__Records for the task__.
══════════════════════════════
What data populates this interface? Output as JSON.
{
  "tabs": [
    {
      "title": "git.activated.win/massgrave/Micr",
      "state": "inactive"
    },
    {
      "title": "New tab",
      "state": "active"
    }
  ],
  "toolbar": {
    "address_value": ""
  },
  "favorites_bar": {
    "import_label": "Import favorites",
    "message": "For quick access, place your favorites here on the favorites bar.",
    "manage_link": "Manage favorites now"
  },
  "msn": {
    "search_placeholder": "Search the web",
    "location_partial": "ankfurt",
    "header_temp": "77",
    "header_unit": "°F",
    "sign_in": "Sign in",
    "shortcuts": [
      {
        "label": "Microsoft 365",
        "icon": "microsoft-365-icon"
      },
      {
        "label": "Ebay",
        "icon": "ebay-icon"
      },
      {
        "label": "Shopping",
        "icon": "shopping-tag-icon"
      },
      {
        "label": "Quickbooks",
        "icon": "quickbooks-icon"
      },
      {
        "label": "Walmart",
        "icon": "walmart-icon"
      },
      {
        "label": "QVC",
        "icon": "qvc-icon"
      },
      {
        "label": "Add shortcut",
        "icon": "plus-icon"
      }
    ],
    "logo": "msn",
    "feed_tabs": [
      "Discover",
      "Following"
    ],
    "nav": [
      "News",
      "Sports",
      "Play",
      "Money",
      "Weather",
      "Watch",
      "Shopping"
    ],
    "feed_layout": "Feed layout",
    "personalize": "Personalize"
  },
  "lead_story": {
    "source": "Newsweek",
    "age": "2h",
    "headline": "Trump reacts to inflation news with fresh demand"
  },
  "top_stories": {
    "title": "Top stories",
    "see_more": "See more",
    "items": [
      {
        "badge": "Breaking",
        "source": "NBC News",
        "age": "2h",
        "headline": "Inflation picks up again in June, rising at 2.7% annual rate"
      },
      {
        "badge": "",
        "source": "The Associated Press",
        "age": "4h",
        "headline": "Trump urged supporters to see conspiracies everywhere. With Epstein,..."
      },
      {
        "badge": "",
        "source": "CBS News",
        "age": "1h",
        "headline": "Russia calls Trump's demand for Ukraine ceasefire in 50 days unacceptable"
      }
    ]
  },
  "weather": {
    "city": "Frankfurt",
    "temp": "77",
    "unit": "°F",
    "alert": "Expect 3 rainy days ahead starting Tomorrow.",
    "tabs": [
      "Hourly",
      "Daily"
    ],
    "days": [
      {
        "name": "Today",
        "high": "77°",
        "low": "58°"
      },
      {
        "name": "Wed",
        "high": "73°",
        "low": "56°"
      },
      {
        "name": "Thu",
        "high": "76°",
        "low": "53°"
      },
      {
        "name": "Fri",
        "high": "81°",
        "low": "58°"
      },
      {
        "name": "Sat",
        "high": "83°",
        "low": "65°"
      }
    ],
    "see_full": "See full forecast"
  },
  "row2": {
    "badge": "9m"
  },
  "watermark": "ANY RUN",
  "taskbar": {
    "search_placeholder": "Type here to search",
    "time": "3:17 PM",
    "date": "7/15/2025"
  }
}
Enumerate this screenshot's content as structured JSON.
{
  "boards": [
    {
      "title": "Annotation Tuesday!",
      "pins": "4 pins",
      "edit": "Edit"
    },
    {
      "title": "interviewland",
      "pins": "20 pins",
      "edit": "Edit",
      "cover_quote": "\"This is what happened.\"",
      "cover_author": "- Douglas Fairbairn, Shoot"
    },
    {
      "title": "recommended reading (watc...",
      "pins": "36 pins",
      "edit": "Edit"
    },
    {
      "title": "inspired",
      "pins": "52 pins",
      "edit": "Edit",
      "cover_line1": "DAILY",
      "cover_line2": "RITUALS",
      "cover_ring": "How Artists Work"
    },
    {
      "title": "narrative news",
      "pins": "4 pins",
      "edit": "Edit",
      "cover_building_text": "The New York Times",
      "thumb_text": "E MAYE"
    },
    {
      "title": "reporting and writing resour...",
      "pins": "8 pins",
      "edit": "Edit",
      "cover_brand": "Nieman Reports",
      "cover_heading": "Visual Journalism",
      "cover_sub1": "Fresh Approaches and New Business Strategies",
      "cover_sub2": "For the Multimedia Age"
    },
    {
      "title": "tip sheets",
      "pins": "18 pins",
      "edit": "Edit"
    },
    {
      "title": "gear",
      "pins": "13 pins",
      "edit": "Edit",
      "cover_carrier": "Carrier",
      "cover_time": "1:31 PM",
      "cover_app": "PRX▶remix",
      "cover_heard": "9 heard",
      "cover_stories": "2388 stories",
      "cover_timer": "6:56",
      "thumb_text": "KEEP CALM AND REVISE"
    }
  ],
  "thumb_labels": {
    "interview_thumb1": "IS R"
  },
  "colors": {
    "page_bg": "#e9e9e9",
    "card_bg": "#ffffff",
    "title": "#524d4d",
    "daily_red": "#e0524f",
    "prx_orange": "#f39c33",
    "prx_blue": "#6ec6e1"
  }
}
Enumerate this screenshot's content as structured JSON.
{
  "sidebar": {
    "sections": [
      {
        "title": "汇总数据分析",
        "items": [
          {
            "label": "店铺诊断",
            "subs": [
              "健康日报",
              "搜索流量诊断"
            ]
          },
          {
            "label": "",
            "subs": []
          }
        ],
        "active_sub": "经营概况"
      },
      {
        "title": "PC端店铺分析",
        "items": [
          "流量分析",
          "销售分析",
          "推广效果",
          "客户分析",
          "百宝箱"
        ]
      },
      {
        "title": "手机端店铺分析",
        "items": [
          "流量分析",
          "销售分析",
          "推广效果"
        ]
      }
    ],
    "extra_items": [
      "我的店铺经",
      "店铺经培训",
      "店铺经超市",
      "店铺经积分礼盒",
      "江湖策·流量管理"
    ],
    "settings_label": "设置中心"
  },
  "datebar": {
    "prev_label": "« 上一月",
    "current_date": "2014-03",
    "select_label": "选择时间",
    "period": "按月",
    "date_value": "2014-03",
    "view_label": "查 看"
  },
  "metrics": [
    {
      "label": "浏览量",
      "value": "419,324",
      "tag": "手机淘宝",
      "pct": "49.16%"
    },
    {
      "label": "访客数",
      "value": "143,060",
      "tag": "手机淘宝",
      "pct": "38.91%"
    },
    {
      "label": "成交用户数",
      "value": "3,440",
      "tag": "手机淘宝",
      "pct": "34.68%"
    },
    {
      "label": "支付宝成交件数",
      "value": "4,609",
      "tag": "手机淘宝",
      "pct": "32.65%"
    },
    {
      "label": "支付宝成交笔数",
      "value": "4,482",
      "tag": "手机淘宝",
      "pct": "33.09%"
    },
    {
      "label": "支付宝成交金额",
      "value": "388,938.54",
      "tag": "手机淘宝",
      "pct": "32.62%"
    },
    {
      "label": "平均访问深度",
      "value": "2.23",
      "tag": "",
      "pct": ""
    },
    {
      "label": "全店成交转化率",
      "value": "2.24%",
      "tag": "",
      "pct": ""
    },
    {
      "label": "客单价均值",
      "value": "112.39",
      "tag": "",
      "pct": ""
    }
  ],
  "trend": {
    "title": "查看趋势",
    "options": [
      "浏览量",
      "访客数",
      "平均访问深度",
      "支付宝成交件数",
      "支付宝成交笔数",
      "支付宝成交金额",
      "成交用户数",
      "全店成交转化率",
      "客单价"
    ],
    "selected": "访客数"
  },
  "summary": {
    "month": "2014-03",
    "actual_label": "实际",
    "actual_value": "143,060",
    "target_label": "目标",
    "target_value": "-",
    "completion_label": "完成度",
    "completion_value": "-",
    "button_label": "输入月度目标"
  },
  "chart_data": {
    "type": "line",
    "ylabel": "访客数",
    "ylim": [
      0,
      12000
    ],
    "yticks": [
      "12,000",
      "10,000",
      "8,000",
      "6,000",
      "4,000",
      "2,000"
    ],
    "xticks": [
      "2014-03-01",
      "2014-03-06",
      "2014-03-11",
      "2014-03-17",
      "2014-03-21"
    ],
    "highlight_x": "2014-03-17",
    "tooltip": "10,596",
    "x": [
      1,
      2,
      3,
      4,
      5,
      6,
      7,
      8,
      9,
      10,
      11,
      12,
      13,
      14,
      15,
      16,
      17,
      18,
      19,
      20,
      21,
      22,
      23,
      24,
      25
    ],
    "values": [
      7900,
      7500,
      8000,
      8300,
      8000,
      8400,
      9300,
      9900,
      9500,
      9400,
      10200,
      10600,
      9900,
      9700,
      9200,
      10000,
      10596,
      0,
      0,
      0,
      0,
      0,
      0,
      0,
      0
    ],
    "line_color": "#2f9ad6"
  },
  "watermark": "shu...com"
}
══════════════════════════════
__Written exercise__.
Filter the records above for lines containing the word "days", and copy those lines.

__Result of this task__.
        "headline": "Russia calls Trump's demand for Ukraine ceasefire in 50 days unacceptable"
    "alert": "Expect 3 rainy days ahead starting Tomorrow.",
    "days": [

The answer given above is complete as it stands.